DESCRIPTION OF THE TASK>
Output every line of the data exactly as it appears.

DATA ROWS>
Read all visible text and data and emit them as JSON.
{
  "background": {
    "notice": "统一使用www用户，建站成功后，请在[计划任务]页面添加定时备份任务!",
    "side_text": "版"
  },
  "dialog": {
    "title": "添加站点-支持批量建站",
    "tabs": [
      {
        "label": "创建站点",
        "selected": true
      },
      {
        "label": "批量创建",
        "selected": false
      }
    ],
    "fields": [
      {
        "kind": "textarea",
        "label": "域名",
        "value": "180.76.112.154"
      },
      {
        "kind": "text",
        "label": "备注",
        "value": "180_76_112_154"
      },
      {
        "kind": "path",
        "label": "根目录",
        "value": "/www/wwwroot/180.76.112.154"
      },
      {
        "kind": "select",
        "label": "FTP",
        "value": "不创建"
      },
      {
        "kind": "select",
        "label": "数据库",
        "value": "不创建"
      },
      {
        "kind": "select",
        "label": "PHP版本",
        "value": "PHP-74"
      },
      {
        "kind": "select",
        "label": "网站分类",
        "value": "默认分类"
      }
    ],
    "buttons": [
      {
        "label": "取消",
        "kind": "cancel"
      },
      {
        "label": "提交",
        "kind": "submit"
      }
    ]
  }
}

OUTPUT FOR THIS EXERCISE>
Read all visible text and data and emit them as JSON.
{
  "background": {
    "notice": "统一使用www用户，建站成功后，请在[计划任务]页面添加定时备份任务!",
    "side_text": "版"
  },
  "dialog": {
    "title": "添加站点-支持批量建站",
    "tabs": [
      {
        "label": "创建站点",
        "selected": true
      },
      {
        "label": "批量创建",
        "selected": false
      }
    ],
    "fields": [
      {
        "kind": "textarea",
        "label": "域名",
        "value": "180.76.112.154"
      },
      {
        "kind": "text",
        "label": "备注",
        "value": "180_76_112_154"
      },
      {
        "kind": "path",
        "label": "根目录",
        "value": "/www/wwwroot/180.76.112.154"
      },
      {
        "kind": "select",
        "label": "FTP",
        "value": "不创建"
      },
      {
        "kind": "select",
        "label": "数据库",
        "value": "不创建"
      },
      {
        "kind": "select",
        "label": "PHP版本",
        "value": "PHP-74"
      },
      {
        "kind": "select",
        "label": "网站分类",
        "value": "默认分类"
      }
    ],
    "buttons": [
      {
        "label": "取消",
        "kind": "cancel"
      },
      {
        "label": "提交",
        "kind": "submit"
      }
    ]
  }
}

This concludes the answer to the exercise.